Task goal:
Set the following entries down again exactly, line by line.

Material supplied:

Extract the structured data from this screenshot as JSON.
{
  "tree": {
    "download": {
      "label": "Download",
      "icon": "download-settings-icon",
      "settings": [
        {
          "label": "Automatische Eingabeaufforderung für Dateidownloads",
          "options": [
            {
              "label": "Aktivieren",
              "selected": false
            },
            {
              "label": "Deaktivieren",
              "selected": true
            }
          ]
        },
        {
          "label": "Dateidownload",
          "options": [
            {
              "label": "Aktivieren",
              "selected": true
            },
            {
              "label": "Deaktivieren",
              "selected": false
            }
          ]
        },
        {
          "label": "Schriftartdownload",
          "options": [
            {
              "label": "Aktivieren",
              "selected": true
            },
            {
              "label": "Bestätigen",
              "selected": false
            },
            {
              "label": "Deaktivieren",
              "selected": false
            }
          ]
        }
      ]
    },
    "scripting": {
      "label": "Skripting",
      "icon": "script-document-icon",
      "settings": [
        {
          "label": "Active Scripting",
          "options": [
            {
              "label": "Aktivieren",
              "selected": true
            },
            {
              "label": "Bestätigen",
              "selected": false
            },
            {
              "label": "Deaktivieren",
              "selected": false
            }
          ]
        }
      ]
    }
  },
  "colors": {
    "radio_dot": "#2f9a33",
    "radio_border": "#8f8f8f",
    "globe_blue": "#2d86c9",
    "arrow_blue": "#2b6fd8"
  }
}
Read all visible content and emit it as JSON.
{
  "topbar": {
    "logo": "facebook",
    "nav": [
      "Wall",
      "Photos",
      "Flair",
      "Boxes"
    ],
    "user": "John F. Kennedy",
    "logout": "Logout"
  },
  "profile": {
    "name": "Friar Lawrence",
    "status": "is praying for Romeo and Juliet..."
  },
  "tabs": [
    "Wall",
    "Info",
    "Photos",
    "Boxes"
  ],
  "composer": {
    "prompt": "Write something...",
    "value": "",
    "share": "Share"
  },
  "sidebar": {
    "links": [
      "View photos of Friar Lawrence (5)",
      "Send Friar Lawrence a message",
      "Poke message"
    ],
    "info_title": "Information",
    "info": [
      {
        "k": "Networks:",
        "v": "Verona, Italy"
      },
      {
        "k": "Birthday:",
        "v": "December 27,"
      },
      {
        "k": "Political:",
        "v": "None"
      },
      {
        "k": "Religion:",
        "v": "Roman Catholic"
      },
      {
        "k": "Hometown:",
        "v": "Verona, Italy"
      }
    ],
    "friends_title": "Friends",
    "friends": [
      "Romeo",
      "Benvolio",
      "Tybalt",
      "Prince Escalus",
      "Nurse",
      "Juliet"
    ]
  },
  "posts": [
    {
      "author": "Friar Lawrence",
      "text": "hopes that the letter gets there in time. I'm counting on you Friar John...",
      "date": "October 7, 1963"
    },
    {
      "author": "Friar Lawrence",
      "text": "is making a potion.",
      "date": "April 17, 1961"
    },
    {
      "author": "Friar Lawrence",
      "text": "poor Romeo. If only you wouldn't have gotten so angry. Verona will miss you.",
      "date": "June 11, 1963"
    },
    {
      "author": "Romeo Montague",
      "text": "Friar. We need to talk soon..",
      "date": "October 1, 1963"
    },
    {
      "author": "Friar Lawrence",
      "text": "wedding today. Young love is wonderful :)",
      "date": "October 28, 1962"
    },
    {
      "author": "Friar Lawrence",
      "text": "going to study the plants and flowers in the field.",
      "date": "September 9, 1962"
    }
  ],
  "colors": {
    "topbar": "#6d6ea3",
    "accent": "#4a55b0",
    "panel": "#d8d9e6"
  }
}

In response:
Extract the structured data from this screenshot as JSON.
{
  "tree": {
    "download": {
      "label": "Download",
      "icon": "download-settings-icon",
      "settings": [
        {
          "label": "Automatische Eingabeaufforderung für Dateidownloads",
          "options": [
            {
              "label": "Aktivieren",
              "selected": false
            },
            {
              "label": "Deaktivieren",
              "selected": true
            }
          ]
        },
        {
          "label": "Dateidownload",
          "options": [
            {
              "label": "Aktivieren",
              "selected": true
            },
            {
              "label": "Deaktivieren",
              "selected": false
            }
          ]
        },
        {
          "label": "Schriftartdownload",
          "options": [
            {
              "label": "Aktivieren",
              "selected": true
            },
            {
              "label": "Bestätigen",
              "selected": false
            },
            {
              "label": "Deaktivieren",
              "selected": false
            }
          ]
        }
      ]
    },
    "scripting": {
      "label": "Skripting",
      "icon": "script-document-icon",
      "settings": [
        {
          "label": "Active Scripting",
          "options": [
            {
              "label": "Aktivieren",
              "selected": true
            },
            {
              "label": "Bestätigen",
              "selected": false
            },
            {
              "label": "Deaktivieren",
              "selected": false
            }
          ]
        }
      ]
    }
  },
  "colors": {
    "radio_dot": "#2f9a33",
    "radio_border": "#8f8f8f",
    "globe_blue": "#2d86c9",
    "arrow_blue": "#2b6fd8"
  }
}
Read all visible content and emit it as JSON.
{
  "topbar": {
    "logo": "facebook",
    "nav": [
      "Wall",
      "Photos",
      "Flair",
      "Boxes"
    ],
    "user": "John F. Kennedy",
    "logout": "Logout"
  },
  "profile": {
    "name": "Friar Lawrence",
    "status": "is praying for Romeo and Juliet..."
  },
  "tabs": [
    "Wall",
    "Info",
    "Photos",
    "Boxes"
  ],
  "composer": {
    "prompt": "Write something...",
    "value": "",
    "share": "Share"
  },
  "sidebar": {
    "links": [
      "View photos of Friar Lawrence (5)",
      "Send Friar Lawrence a message",
      "Poke message"
    ],
    "info_title": "Information",
    "info": [
      {
        "k": "Networks:",
        "v": "Verona, Italy"
      },
      {
        "k": "Birthday:",
        "v": "December 27,"
      },
      {
        "k": "Political:",
        "v": "None"
      },
      {
        "k": "Religion:",
        "v": "Roman Catholic"
      },
      {
        "k": "Hometown:",
        "v": "Verona, Italy"
      }
    ],
    "friends_title": "Friends",
    "friends": [
      "Romeo",
      "Benvolio",
      "Tybalt",
      "Prince Escalus",
      "Nurse",
      "Juliet"
    ]
  },
  "posts": [
    {
      "author": "Friar Lawrence",
      "text": "hopes that the letter gets there in time. I'm counting on you Friar John...",
      "date": "October 7, 1963"
    },
    {
      "author": "Friar Lawrence",
      "text": "is making a potion.",
      "date": "April 17, 1961"
    },
    {
      "author": "Friar Lawrence",
      "text": "poor Romeo. If only you wouldn't have gotten so angry. Verona will miss you.",
      "date": "June 11, 1963"
    },
    {
      "author": "Romeo Montague",
      "text": "Friar. We need to talk soon..",
      "date": "October 1, 1963"
    },
    {
      "author": "Friar Lawrence",
      "text": "wedding today. Young love is wonderful :)",
      "date": "October 28, 1962"
    },
    {
      "author": "Friar Lawrence",
      "text": "going to study the plants and flowers in the field.",
      "date": "September 9, 1962"
    }
  ],
  "colors": {
    "topbar": "#6d6ea3",
    "accent": "#4a55b0",
    "panel": "#d8d9e6"
  }
}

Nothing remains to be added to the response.